* INSTRUCTIONS TO FOLLOW
The response should contain only those lines of the entries below that include the string "Berlin".
[[ MATERIAL SUPPLIED, beginning ]]
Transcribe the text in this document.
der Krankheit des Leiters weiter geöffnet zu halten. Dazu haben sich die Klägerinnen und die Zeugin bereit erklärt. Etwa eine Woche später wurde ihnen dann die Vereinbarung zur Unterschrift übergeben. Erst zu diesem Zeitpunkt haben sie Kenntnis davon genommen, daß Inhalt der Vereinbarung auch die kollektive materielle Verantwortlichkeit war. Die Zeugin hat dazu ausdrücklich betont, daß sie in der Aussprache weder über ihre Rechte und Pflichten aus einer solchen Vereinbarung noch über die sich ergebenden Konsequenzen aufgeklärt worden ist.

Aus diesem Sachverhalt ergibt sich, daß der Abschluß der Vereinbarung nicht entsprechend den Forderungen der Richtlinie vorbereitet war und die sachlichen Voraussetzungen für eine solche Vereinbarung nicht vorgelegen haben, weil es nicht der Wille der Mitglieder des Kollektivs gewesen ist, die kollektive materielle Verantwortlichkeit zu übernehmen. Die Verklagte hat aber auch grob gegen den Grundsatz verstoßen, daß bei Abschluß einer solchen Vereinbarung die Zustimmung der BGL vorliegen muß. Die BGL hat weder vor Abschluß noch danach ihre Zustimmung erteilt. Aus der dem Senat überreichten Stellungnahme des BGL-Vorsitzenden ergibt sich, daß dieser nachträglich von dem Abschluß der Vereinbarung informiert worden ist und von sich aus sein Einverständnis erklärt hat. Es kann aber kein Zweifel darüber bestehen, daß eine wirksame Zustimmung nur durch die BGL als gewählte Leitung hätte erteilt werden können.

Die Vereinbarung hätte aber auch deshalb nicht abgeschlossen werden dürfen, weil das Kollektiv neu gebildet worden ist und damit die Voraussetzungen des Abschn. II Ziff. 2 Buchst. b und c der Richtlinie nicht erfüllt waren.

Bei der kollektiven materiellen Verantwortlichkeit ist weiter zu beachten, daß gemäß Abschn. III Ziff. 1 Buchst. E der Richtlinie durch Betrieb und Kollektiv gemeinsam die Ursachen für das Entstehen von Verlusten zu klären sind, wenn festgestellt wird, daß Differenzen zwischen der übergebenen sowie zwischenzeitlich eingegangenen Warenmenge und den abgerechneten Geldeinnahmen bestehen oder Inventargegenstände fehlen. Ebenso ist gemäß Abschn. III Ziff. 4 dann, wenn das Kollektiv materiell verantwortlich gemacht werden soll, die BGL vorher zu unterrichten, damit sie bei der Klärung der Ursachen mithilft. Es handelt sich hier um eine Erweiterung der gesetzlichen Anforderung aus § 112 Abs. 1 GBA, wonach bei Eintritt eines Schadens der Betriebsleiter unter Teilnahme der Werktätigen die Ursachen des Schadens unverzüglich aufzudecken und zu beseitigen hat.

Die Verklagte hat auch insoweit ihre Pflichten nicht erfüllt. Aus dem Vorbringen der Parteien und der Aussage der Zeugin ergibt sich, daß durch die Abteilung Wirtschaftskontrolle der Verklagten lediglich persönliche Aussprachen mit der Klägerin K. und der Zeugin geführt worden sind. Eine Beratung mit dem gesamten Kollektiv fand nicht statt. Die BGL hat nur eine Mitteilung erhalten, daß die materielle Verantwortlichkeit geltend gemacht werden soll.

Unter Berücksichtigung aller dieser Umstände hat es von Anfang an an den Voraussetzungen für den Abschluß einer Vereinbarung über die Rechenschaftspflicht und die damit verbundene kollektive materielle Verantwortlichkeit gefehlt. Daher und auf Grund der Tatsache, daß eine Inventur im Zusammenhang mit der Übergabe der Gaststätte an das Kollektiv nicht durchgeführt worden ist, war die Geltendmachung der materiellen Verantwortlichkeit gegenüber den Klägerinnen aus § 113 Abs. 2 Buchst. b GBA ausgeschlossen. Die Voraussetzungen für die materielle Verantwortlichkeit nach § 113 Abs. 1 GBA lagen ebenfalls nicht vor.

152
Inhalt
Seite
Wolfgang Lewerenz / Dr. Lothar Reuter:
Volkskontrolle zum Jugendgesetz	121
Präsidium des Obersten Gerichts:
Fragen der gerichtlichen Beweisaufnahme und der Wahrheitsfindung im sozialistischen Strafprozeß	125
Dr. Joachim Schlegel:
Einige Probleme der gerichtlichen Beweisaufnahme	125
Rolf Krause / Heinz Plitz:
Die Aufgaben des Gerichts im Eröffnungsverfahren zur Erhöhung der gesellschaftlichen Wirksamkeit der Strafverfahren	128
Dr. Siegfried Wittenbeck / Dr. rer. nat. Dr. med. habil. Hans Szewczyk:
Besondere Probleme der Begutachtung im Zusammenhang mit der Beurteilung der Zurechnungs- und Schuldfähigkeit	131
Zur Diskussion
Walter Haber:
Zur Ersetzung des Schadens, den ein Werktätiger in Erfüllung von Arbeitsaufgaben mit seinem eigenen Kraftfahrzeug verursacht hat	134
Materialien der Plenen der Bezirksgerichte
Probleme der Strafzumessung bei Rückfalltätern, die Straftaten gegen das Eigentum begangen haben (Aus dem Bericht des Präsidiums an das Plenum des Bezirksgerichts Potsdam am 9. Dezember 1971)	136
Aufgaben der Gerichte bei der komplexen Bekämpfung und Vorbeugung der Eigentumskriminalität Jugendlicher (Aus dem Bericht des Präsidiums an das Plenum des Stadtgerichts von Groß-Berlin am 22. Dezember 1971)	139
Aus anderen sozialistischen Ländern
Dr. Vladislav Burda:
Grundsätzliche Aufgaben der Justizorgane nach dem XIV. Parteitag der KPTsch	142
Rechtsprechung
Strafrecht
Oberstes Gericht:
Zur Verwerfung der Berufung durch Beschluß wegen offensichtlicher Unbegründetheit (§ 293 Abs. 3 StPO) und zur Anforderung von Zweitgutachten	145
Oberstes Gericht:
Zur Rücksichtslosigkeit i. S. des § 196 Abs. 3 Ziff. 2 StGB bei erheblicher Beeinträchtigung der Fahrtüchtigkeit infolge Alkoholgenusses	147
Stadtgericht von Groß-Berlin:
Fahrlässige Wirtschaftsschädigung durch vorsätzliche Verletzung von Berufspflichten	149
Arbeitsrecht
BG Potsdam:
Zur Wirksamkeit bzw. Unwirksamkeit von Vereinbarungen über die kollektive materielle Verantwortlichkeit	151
[[ MATERIAL SUPPLIED, end ]]
* RESULT OF THE TASK
Aufgaben der Gerichte bei der komplexen Bekämpfung und Vorbeugung der Eigentumskriminalität Jugendlicher (Aus dem Bericht des Präsidiums an das Plenum des Stadtgerichts von Groß-Berlin am 22. Dezember 1971)	139
Stadtgericht von Groß-Berlin:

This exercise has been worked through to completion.